- **MATERIAL**
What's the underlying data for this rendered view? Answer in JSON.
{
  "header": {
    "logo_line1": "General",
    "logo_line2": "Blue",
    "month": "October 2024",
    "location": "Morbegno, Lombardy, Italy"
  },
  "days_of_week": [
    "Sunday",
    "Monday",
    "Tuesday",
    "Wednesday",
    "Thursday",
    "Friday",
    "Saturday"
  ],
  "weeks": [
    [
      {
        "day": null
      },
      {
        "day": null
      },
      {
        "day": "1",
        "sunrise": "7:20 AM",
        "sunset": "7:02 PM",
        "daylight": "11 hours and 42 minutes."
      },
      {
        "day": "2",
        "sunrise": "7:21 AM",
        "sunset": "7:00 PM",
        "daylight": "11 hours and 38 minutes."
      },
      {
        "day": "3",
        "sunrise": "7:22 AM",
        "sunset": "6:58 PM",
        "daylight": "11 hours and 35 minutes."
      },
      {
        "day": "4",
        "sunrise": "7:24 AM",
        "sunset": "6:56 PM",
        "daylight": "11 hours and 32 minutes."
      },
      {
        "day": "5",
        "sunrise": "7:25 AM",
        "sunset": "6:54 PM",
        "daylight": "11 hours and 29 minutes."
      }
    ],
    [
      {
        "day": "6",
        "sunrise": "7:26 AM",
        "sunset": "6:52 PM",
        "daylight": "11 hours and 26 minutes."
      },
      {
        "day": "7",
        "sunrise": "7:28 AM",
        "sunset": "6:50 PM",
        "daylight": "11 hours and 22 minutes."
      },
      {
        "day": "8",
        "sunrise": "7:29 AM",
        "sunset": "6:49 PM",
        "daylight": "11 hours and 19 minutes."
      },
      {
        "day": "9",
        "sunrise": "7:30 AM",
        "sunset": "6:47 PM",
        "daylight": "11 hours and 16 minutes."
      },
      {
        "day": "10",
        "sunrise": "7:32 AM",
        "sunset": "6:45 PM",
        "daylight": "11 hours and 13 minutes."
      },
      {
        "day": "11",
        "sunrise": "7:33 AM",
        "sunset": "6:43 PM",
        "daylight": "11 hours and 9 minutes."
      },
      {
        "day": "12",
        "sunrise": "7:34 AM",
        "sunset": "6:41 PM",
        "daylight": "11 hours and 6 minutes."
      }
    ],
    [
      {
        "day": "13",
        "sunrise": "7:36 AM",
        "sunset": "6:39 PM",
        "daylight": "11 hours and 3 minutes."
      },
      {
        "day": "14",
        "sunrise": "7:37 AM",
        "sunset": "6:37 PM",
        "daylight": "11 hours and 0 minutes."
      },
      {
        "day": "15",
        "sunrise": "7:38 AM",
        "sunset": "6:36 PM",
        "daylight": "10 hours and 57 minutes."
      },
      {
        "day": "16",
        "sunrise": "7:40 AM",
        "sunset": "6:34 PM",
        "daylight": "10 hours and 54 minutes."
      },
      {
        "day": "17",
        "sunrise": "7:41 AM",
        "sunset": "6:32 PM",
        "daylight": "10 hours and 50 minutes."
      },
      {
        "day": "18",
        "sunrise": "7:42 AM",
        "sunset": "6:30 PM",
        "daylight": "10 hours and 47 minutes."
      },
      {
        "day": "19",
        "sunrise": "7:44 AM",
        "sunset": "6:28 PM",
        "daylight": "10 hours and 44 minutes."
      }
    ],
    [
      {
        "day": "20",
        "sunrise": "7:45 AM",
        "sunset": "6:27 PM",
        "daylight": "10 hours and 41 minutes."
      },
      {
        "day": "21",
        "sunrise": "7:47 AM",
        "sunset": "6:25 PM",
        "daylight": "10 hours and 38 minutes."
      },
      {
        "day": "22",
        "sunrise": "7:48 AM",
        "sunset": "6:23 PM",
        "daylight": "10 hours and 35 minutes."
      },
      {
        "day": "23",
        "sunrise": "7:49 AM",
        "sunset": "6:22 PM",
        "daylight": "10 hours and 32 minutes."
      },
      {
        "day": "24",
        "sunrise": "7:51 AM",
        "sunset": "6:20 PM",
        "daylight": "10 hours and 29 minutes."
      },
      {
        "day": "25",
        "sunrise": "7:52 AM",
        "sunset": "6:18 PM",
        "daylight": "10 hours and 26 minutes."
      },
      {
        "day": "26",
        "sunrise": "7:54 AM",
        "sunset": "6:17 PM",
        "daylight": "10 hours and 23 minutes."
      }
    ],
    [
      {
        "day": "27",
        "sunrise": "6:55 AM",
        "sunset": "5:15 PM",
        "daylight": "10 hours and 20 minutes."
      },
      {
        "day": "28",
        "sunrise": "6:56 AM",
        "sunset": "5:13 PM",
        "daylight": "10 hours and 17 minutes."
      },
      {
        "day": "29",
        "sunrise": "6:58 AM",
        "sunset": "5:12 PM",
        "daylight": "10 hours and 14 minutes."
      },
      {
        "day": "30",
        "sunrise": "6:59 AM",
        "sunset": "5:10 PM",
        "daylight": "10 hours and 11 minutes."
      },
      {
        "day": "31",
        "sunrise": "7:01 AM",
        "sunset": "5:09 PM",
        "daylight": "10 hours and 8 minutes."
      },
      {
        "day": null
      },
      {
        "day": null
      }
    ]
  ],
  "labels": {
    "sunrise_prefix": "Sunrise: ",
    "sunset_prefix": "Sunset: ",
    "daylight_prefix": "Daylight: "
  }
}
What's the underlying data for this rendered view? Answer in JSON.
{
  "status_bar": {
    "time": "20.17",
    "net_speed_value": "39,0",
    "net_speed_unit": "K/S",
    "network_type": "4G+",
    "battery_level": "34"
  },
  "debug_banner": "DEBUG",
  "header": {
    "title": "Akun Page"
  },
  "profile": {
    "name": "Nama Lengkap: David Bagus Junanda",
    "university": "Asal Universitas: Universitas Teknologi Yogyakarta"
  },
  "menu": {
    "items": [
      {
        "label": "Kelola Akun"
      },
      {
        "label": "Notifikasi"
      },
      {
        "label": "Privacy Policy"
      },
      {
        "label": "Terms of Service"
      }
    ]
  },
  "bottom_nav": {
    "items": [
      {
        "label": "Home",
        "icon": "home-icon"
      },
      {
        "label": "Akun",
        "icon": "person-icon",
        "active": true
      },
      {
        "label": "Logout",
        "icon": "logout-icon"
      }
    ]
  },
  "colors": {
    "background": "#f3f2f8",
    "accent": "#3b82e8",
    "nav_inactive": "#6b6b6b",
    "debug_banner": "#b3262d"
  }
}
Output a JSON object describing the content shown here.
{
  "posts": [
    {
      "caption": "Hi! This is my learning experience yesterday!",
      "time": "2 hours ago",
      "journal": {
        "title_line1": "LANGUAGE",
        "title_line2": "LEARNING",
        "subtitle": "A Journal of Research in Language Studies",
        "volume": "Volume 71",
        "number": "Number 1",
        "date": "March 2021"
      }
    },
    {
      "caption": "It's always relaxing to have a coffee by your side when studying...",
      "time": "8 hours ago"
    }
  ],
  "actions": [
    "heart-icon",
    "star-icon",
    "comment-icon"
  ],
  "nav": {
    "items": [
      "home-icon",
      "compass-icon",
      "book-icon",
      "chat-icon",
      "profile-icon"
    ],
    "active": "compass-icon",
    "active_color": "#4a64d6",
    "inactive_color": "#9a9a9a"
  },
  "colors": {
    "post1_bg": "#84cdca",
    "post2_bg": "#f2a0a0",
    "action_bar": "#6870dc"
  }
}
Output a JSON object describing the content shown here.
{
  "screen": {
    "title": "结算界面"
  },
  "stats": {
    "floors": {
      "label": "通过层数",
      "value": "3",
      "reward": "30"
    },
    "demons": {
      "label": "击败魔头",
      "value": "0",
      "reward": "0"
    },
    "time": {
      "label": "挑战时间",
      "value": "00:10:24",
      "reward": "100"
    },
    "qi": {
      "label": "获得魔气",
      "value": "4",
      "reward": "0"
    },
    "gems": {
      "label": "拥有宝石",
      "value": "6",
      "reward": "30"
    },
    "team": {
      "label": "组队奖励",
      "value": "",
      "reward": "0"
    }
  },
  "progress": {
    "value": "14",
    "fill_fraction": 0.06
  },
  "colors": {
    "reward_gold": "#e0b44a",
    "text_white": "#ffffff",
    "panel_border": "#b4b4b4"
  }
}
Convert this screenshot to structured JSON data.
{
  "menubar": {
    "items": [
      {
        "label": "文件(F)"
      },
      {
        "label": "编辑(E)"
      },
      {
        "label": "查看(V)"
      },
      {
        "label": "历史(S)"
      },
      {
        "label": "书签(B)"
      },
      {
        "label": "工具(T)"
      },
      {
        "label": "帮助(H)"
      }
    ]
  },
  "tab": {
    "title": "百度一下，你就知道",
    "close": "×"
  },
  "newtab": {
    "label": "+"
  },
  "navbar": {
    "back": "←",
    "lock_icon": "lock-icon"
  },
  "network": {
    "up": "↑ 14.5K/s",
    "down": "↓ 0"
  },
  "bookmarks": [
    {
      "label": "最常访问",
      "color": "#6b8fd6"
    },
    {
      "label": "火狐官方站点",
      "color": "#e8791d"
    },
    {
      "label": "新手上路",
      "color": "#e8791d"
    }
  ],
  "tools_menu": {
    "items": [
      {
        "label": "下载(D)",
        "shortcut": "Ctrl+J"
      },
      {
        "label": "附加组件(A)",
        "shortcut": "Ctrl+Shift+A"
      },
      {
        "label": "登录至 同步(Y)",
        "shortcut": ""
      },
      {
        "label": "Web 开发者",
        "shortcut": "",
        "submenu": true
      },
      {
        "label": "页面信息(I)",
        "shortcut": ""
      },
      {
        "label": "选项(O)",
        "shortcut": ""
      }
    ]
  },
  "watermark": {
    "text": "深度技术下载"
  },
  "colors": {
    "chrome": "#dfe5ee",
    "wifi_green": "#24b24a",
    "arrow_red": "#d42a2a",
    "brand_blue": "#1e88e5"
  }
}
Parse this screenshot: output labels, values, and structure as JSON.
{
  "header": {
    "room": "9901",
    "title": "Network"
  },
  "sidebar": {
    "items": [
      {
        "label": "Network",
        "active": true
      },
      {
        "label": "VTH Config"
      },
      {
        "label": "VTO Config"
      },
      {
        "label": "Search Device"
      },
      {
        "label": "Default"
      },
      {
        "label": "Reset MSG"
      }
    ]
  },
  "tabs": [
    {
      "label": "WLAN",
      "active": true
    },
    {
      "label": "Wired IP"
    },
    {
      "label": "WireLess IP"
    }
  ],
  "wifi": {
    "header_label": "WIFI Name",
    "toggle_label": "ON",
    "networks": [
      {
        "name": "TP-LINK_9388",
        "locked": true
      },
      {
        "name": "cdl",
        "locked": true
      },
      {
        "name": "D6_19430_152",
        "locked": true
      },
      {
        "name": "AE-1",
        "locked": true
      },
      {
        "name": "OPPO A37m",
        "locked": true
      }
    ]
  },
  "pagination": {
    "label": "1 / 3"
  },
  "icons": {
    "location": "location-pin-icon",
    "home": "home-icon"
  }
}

- **TASK STATEMENT**
Copy exactly the lines above, from the one containing "Parse this screenshot: output" through the very last line.

- **SOLUTION FOR THIS TASK**
Parse this screenshot: output labels, values, and structure as JSON.
{
  "header": {
    "room": "9901",
    "title": "Network"
  },
  "sidebar": {
    "items": [
      {
        "label": "Network",
        "active": true
      },
      {
        "label": "VTH Config"
      },
      {
        "label": "VTO Config"
      },
      {
        "label": "Search Device"
      },
      {
        "label": "Default"
      },
      {
        "label": "Reset MSG"
      }
    ]
  },
  "tabs": [
    {
      "label": "WLAN",
      "active": true
    },
    {
      "label": "Wired IP"
    },
    {
      "label": "WireLess IP"
    }
  ],
  "wifi": {
    "header_label": "WIFI Name",
    "toggle_label": "ON",
    "networks": [
      {
        "name": "TP-LINK_9388",
        "locked": true
      },
      {
        "name": "cdl",
        "locked": true
      },
      {
        "name": "D6_19430_152",
        "locked": true
      },
      {
        "name": "AE-1",
        "locked": true
      },
      {
        "name": "OPPO A37m",
        "locked": true
      }
    ]
  },
  "pagination": {
    "label": "1 / 3"
  },
  "icons": {
    "location": "location-pin-icon",
    "home": "home-icon"
  }
}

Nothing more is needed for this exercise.